* _PROBLEM 1_
In the records, give the lines from the one with "y-tick-label: 17100 — [124, 109, 151, 119]" up to and including the one with "x-tick-label: 3月 — [209, 258, 222, 267]" again, replacing "x-tick-label" with "month-label" and leaving everything else unchanged. Return only those lines.

In truth science has always been a secular endeavour and has always been hindered by religion. The same goes for the Golden age of “Islam”. It had nothing to do with Islam.
True Islam, in other words, the following of the teachings of the Quran and the Hadiths was demonstrated by the Caliph Omar who, when he destroyed the great Library of Alexandria said, “If those books are in agreement with the Quran, we have no need of them; and if these are opposed to the Quran, destroy them.”
There have been religious rulers both of the Catholic Church and Islam who have been patrons of the arts and science, but arts and science suffered after the deaths of these totalitarian despots, to be replaced by totally religious despots who destroyed what was achieved.
Even Newton and Kepler were hindered by their religious beliefs. Kepler kept searching for orbits as “perfect” circles and Newton tried to think that “God” sometimes interfered in the physical laws (of gravity), for which he was criticised by Leibniz.
In any case his mathematics and scientific thoughts did not spring from the Bible, but from observations and secular thought.

Richard
June 4, 2014 5:09 am

PS Orthodox Islam eventually asserted itself and extinguished the flowering of science in the Muslim world, whereas secularism triumphed over religion in Europe, causing science to grow from strength to strength.
There is little difference between the Taliban, Boko Haram and Caliph Omar, all followers of orthodox Islam.

ralfellis
June 4, 2014 5:10 am

agfosterjr says: June 3, 2014 at 7:23 pm
All Christians were trilingual; all Moslems were monolingual. And your definition of Islamic culture? Is it by religion, language, or ethnicity?
_________________________________
No, it is by location. The Syriac Christians lived in Aramaic Assyria, but were sandwiched between Greek west and the Arab east. By nature they spoke all three languages. Its like living in Belgium, where you cannot exist without speaking English, Flemish and Walloon.
And why would the conquering Arabs bother learning Pagan Greek, when Arabic was ‘the language of god’? You seem to misunderstand the entire politics and dynamics of a conquering empire.

* _PROBLEM 2_
Continue the comment thread on religion and science from the point where it stops.

* _RECORD LIST_

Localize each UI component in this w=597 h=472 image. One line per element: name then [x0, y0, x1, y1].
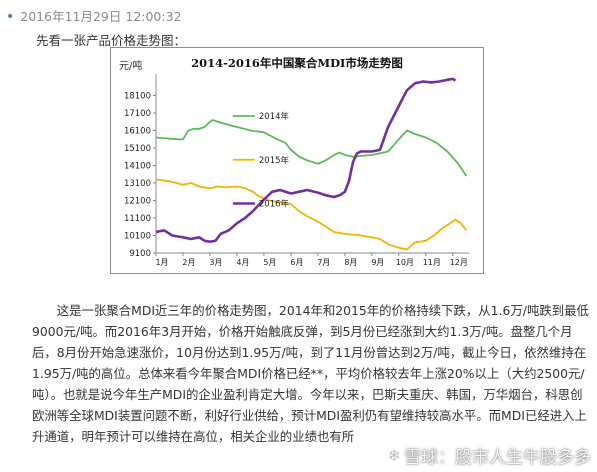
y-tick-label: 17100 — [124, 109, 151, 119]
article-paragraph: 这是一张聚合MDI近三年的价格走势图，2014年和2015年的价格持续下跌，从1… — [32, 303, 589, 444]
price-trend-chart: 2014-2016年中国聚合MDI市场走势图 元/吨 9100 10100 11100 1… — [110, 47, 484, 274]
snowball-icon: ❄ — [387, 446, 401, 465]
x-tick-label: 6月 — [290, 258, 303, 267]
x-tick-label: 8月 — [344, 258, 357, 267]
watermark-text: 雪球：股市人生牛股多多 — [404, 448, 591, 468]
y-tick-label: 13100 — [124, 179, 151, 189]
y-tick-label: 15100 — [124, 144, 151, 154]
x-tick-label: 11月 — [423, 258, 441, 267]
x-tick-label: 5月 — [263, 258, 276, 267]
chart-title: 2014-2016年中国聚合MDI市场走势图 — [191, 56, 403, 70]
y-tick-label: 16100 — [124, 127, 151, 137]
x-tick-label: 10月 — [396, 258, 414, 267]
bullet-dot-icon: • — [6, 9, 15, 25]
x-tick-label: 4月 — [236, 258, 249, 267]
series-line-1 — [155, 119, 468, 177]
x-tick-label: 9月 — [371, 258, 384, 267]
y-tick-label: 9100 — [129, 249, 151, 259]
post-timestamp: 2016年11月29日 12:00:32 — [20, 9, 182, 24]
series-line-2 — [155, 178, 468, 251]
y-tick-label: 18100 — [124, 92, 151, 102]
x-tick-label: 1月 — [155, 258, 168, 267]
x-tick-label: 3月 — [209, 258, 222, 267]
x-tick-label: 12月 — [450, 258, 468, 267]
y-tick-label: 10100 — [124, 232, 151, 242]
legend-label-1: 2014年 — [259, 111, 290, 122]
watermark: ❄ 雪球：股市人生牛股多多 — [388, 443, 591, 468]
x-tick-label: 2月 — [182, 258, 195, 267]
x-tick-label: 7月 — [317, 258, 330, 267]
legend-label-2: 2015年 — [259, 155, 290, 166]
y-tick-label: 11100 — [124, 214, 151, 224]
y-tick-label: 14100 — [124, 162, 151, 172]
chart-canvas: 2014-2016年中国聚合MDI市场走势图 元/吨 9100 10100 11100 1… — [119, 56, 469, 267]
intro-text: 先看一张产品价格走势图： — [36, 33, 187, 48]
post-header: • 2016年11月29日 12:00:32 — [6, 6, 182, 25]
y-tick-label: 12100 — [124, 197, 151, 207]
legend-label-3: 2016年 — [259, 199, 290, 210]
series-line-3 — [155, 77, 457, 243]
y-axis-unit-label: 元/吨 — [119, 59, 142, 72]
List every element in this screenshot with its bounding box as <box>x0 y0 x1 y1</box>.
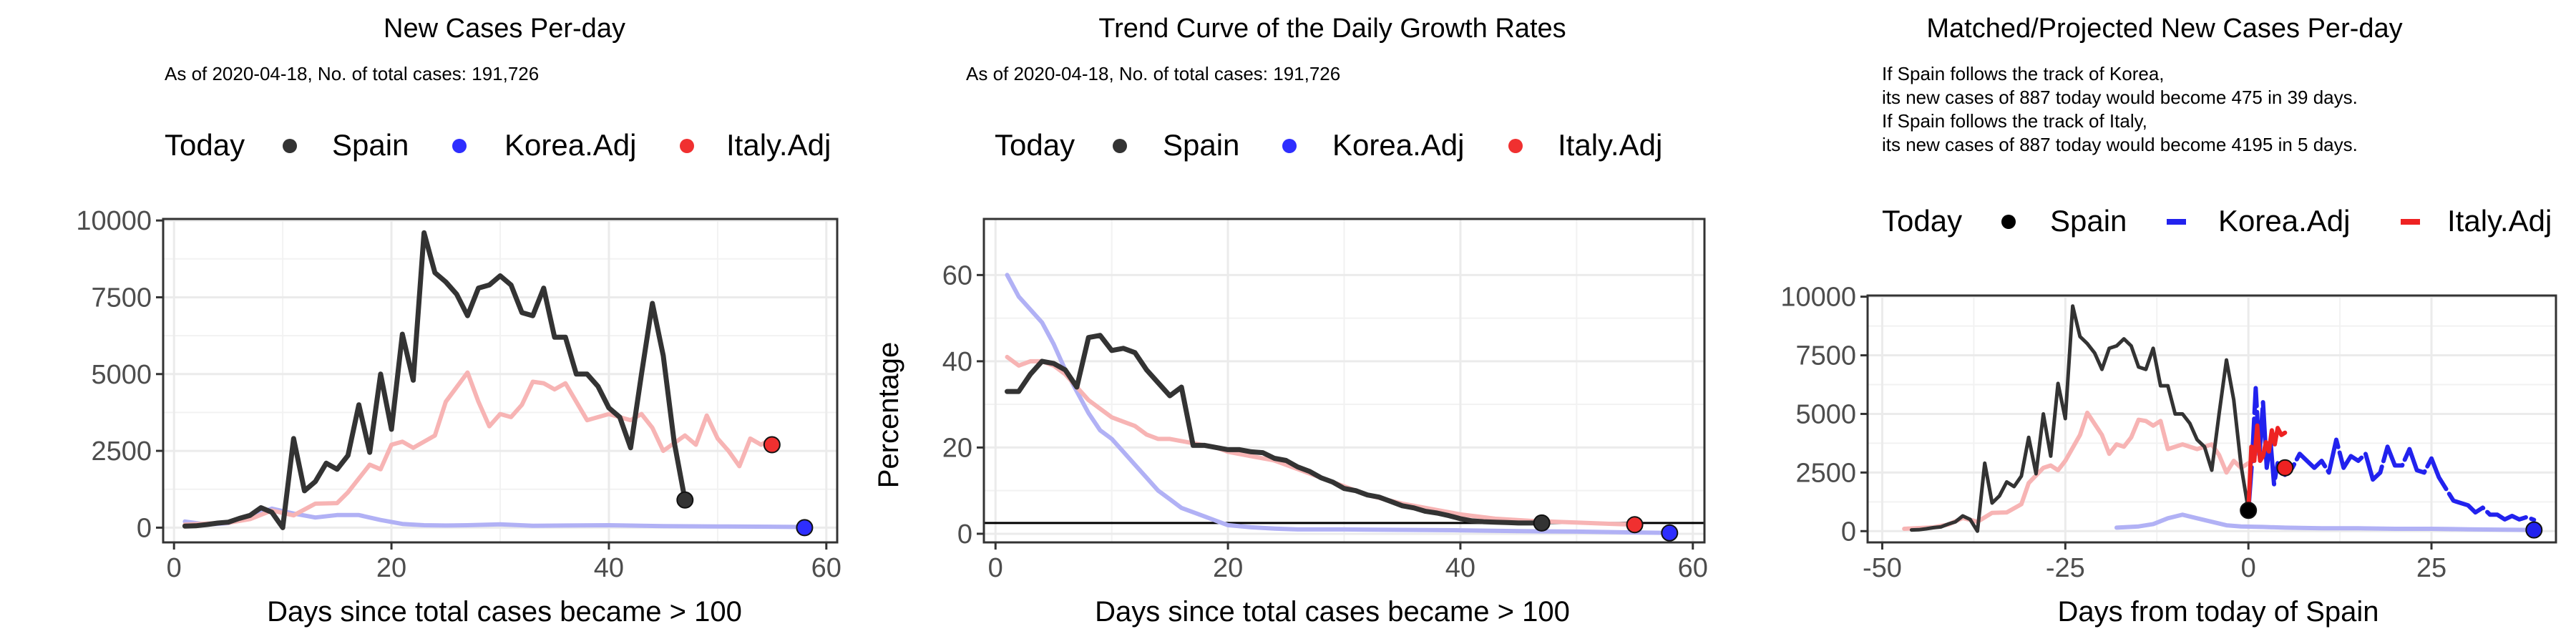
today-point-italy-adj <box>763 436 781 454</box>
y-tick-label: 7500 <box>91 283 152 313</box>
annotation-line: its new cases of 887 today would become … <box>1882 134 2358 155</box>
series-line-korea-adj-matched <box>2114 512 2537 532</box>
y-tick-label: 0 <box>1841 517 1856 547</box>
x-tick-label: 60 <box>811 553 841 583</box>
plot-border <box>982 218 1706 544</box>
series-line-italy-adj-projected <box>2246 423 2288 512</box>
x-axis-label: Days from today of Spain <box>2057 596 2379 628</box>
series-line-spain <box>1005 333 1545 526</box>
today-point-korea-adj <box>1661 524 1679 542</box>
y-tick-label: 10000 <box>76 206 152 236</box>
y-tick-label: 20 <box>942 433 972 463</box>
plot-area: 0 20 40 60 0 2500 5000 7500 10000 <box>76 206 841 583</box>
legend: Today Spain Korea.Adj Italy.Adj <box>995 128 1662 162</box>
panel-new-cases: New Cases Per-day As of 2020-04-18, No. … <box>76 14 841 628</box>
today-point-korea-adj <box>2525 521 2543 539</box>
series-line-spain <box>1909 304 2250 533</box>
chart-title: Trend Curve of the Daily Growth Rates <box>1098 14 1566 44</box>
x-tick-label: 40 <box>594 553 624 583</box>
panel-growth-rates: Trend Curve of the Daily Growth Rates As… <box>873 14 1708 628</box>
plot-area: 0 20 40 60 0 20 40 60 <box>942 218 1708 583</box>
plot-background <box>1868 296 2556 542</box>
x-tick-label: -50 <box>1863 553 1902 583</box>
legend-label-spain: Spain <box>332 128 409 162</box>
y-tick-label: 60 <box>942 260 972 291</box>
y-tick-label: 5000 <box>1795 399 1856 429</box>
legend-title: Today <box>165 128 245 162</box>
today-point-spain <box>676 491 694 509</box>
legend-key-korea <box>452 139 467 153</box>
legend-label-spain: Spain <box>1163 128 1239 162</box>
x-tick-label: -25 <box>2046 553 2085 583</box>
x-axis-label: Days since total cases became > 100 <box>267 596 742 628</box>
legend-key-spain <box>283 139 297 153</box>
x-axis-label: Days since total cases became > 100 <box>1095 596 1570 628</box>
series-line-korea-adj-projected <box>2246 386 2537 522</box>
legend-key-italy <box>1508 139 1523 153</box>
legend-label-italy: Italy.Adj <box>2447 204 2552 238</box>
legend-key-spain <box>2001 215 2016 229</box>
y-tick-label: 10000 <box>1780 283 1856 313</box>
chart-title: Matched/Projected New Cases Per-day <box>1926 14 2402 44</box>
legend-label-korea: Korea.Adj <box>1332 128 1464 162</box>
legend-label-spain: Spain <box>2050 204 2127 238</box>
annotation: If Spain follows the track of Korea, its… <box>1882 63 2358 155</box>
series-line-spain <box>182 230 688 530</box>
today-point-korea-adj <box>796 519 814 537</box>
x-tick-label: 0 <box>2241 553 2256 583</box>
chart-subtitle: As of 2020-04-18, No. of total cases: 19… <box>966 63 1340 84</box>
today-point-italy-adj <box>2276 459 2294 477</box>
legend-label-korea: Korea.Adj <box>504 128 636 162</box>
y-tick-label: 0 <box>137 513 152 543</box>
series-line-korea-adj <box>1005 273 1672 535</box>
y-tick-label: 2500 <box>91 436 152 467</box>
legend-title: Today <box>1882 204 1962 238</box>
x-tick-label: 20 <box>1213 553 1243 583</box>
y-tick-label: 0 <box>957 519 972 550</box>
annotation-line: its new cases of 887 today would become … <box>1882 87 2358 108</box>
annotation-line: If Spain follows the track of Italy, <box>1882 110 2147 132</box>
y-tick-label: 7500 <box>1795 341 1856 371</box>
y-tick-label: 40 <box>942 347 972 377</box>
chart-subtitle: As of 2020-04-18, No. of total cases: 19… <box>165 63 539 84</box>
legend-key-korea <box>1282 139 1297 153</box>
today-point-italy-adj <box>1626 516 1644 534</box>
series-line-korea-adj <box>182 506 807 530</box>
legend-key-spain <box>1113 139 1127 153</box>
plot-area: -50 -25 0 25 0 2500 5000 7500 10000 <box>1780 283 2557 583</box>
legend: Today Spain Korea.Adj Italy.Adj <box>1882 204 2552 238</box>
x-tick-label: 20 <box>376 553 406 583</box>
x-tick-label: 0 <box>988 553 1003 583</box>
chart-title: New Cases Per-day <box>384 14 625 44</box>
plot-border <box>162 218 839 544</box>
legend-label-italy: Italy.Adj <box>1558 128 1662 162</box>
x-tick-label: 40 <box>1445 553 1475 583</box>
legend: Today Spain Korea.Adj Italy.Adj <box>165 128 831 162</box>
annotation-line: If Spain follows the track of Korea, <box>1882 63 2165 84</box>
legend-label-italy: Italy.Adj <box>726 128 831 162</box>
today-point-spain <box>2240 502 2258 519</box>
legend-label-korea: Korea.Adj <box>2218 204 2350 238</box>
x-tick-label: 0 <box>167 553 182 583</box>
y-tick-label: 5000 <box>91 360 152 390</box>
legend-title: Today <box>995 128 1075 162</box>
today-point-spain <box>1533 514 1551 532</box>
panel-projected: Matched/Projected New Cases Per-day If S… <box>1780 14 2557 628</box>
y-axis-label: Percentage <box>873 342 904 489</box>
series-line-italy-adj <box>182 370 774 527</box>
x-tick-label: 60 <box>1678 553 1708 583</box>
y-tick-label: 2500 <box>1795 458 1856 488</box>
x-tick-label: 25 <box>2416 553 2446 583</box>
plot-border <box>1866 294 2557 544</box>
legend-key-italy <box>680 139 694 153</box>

...

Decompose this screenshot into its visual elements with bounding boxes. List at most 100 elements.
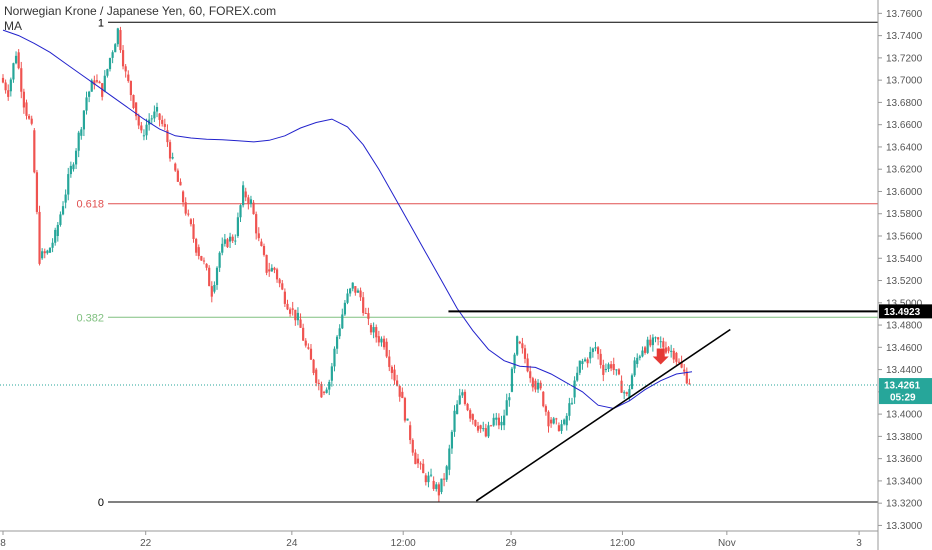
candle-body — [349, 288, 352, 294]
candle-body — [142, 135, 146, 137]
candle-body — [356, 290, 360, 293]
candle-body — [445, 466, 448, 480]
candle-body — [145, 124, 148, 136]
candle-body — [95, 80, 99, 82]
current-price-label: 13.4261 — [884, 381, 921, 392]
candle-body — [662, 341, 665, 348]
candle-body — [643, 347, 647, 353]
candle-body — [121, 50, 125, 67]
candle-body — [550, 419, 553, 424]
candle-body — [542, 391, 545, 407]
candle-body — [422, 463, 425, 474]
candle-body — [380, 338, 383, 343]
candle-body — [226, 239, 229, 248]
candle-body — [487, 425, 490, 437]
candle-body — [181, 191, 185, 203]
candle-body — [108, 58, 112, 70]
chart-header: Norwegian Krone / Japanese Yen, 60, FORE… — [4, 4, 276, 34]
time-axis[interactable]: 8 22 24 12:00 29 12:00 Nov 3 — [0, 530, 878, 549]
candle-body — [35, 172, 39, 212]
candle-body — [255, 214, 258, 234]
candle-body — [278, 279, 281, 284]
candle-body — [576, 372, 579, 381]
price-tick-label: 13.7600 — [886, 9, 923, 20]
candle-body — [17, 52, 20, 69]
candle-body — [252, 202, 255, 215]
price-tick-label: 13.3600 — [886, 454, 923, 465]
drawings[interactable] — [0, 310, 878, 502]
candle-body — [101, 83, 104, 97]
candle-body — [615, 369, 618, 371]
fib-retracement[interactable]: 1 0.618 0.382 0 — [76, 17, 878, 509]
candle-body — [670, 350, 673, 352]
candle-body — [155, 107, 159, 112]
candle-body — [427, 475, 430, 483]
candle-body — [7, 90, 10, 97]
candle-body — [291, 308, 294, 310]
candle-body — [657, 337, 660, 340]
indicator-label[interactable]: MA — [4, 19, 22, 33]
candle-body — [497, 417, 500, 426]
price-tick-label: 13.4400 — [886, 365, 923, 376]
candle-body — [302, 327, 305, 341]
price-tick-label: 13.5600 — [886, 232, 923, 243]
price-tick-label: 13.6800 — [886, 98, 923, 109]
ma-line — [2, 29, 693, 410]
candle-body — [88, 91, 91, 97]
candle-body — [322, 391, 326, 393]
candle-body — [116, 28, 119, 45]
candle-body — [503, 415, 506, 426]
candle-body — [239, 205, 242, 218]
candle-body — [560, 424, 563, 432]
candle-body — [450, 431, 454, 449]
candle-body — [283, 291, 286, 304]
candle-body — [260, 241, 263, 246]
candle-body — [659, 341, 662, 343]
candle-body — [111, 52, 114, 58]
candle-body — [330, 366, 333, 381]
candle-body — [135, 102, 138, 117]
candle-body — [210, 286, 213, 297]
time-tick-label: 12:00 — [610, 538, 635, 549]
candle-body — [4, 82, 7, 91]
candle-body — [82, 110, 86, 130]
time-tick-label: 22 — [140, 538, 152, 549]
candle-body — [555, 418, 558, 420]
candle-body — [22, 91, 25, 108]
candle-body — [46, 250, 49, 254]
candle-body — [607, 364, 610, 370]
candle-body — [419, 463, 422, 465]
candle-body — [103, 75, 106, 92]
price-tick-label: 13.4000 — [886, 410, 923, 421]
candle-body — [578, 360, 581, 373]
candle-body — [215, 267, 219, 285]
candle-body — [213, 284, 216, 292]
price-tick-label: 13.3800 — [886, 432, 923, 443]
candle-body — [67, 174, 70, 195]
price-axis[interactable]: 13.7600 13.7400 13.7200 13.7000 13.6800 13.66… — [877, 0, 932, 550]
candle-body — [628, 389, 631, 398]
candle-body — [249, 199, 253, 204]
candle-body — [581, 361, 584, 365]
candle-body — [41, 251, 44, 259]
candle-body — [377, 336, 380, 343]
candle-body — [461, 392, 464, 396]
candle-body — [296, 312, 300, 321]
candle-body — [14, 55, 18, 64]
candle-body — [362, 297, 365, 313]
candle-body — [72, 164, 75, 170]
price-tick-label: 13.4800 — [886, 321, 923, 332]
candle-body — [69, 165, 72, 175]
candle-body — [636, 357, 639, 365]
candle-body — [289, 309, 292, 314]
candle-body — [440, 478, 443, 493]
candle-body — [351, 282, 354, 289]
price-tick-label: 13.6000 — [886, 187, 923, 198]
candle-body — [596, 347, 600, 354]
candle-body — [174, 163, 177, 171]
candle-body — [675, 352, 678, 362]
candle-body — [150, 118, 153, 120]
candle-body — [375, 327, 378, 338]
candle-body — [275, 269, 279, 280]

* _EXERCISE RESPONSE 1_
y-tick-label: 17100 — [124, 109, 151, 119]
article-paragraph: 这是一张聚合MDI近三年的价格走势图，2014年和2015年的价格持续下跌，从1… — [32, 303, 589, 444]
price-trend-chart: 2014-2016年中国聚合MDI市场走势图 元/吨 9100 10100 11100 1… — [110, 47, 484, 274]
snowball-icon: ❄ — [387, 446, 401, 465]
month-label: 6月 — [290, 258, 303, 267]
month-label: 8月 — [344, 258, 357, 267]
watermark-text: 雪球：股市人生牛股多多 — [404, 448, 591, 468]
y-tick-label: 13100 — [124, 179, 151, 189]
y-tick-label: 15100 — [124, 144, 151, 154]
month-label: 11月 — [423, 258, 441, 267]
month-label: 5月 — [263, 258, 276, 267]
chart-title: 2014-2016年中国聚合MDI市场走势图 — [191, 56, 403, 70]
y-tick-label: 16100 — [124, 127, 151, 137]
month-label: 10月 — [396, 258, 414, 267]
bullet-dot-icon: • — [6, 9, 15, 25]
month-label: 4月 — [236, 258, 249, 267]
series-line-1 — [155, 119, 468, 177]
month-label: 9月 — [371, 258, 384, 267]
y-tick-label: 9100 — [129, 249, 151, 259]
post-timestamp: 2016年11月29日 12:00:32 — [20, 9, 182, 24]
series-line-2 — [155, 178, 468, 251]
y-tick-label: 18100 — [124, 92, 151, 102]
month-label: 1月 — [155, 258, 168, 267]
month-label: 3月 — [209, 258, 222, 267]

* _EXERCISE RESPONSE 2_
.
Richard says: June 3, 2014 at 9:34 pm
Have you heard of the Pact of Umar? Which enabled Christians in the Middle east specially to keep their religion?
___________________________
In Syria it was known as the Covenant of Dhimmitude. A Dhimmi being a serf non-believer governed by his Muslim overlords. Jewish and Christian Dhimmis had defined but very restrictive rights. They could not ride horses, could not join the aristocracy, their evidence was worth only 1/2 that of a Muslim, they could not build or repair churches, and they had to pay the Jizya tax that maintained their Muslim overlords. etc: etc: Many more rules other than this.
.
richardscourtney says: June 4, 2014 at 3:15 am
YES! And the same is true of the ‘Golden Age’ of Islam.
Sadly, there are some bigots who post to WUWT to display their views which demonstrate that their religious and political biases prevent them from thinking.
________________________________
The true bigots are those who have to drop the ‘bigot bomb’ as the only way of winning an argument.
The Reformation had nothing to do with religion – quite the reverse. It was a campaign to rid us of the oppressive Catholic Church, and it succeeded, which is why we had the Age of Enlightenment.
And the prime practitioners of the Enlightenment were not Christian. Isaac Newton, for instance, was an pagan alchemist who was described as the ‘Last of the Great Magicians’.
http://www.theguardian.com/science/2003/sep/11/peopleinscience.guardianweekly
R

ralfellis
June 4, 2014 5:45 am

Willybamboo: Newton’s theological writings are more extensive than his scientific. It happened because of the Christian religion.
Richard says: June 4, 2014 at 4:56 am
YES! And the same is true of the ‘Golden Age’ of Islam.
________________________________
Rubbish.
Newton was a heretic alchemist in the same mould as Giordanio Bruno. And the Catholic Church burned Bruno alive, as a heretic Pagan. Newton could not have worked under Catholic absolutism and oppression, he would have been burned alive just like the burned Bruno.
http://en.wikipedia.org/wiki/Giordano_Bruno
Which is why the Enlightenment, the Age of Reason, the Royal Society, Grand Lodge and the resulting Industrial Revolution were founded and happened AFTER the Catholic Church had been destroyed in Northern Europe.
R

Garfy
Reply to  ralfellis
June 4, 2014 7:43 am

as great alchemist, we had NICOLAS FLAMEL – he was roman catholic too –
Paracelse also, and he encountered many problems

June 4, 2014 7:42 am

ralfellis says:
June 4, 2014 at 5:10 am
agfosterjr says: June 3, 2014 at 7:23 pm
All Christians were trilingual; all Moslems were monolingual. And your definition of Islamic culture? Is it by religion, language, or ethnicity?
_________________________________
No, it is by location. The Syriac Christians lived in Aramaic Assyria, but were sandwiched between Greek west and the Arab east. By nature they spoke all three languages. Its like living in Belgium, where you cannot exist without speaking English, Flemish and Walloon.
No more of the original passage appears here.